Document passage.
• • •

Tuesday, March 27, 2007

Review of Turning Gate

"Turning Gate" (2002) by director Hong Sang-soo is one of those movies where the profundity sneaks up on you. For at least the first half of the film I wasn’t even sure if I was watching a depressing midlife crisis, a romantic comedy, a realist art-film exercise or a modernist fable adaptation. Where "Turning Gate" ultimately succeeds, is in being all these things simultaneously.

The protagonist, Gyung-soo, is himself a somewhat paradoxical success/failure. While we are told of his decently lucrative stage-acting career, his crossover attempt into film has resulted in a disappointing financial bust. Gyung-soo is fairly handsome and, as he mentions late in the film, has a strange magnetism that attracts people to him. Yet he is unable to find viable love. His two relationships with women (one of them inadvertently the crush of an old friend and the other a stranger met on a train) form the bulk of the film.

Hong Sang-soo finds a realist mode in his own personal style that is so unhurried that we might be fooled into thinking that he has no agenda. No visible effort is put into making any given conversation arrive at a predetermined conclusion or to take on specific meanings. Dialogue progresses with incomplete sentences, non-sequiturs, awkward pauses, unsophisticated responses, passive aggressions and trivialities. The characters are realized in such a manner as to change between likable, flawed, sympathetic and pathetic from moment to moment with little warning. They have the complicated, ambiguous personalities of everyday humanity. The narrative arc sometimes feels like it has no idea where it is going (an illusion, of course, since Hong Sang-soo knows exactly where he wants the film to end) and the sensation of drifting with the tides gradually aligns us with Gyung-soo’s own confusion, melancholy and desire for love and meaning.

• • •

Supplied information.
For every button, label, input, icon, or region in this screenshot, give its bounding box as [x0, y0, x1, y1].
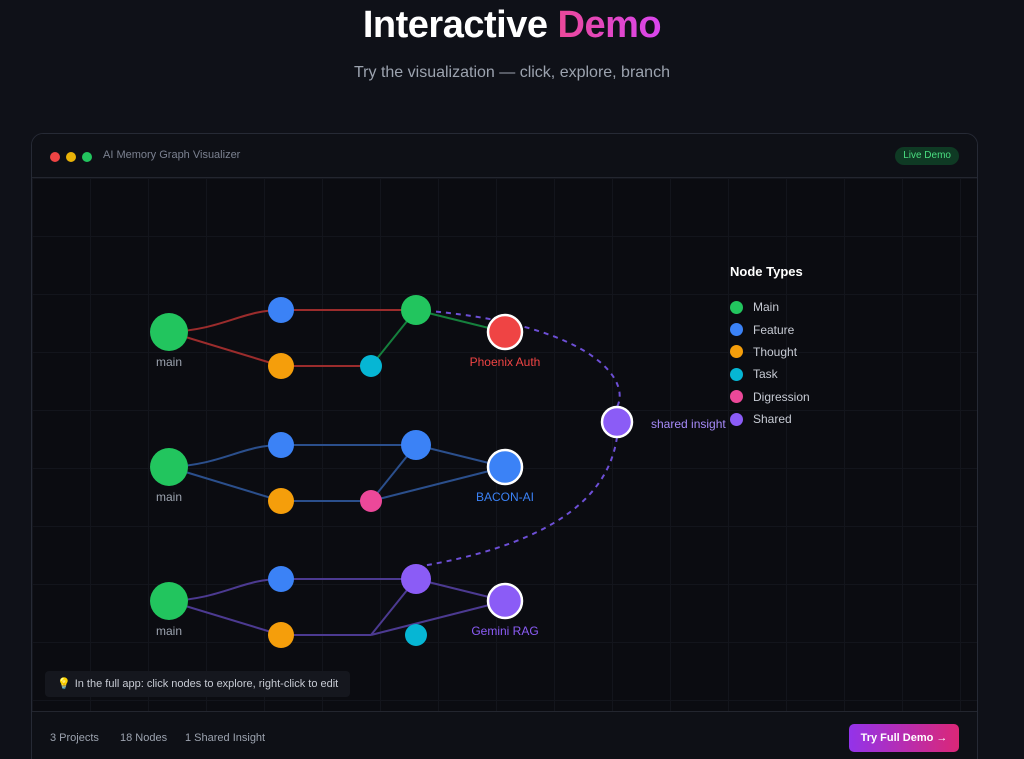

• • •

Given instruction A. According to the Turning Gate review, what came of Gyung-soo's attempt to cross over into film?
Given instruction B. List every quality that, according to the Turning Gate review, marks how the dialogue progresses.
Given instruction C. Write a continuation of the Turning Gate review that picks up after its final sentence.
The material comes from a different source than the Turning Gate review.

Task output A. It resulted in a disappointing financial bust.

Task output B.
- Incomplete sentences
- Non-sequiturs
- Awkward pauses
- Unsophisticated responses
- Passive aggressions
- Trivialities

Task output C.
In the second half of the film the sensation of aimless drifting and near-random events is slyly withdrawn. Patterns, coincidences and half-meanings begin to accrue. Buried memories resurface, honest emotions are expressed, surprising links are made and, in the suddenly karmic conclusion, Gyung-soo’s entire story takes on the form of the fable referred to in the title. The revelation, at once upsetting and surprising, inevitable and predictable, feels like a final puzzle piece dropping into place. Perhaps strangest of all, however, is that Hong Sang-soo has provided us with an ending twist, without ever having posed a mystery. What the assembled picture-puzzle reveals is nearly as ambiguous as the story at the start. In Hong Sang-soo’s film, there is still no easy answer, no clarifying revelation, to life itself.

Walrus Rating: 7.0 (but growing higher the more I think about it)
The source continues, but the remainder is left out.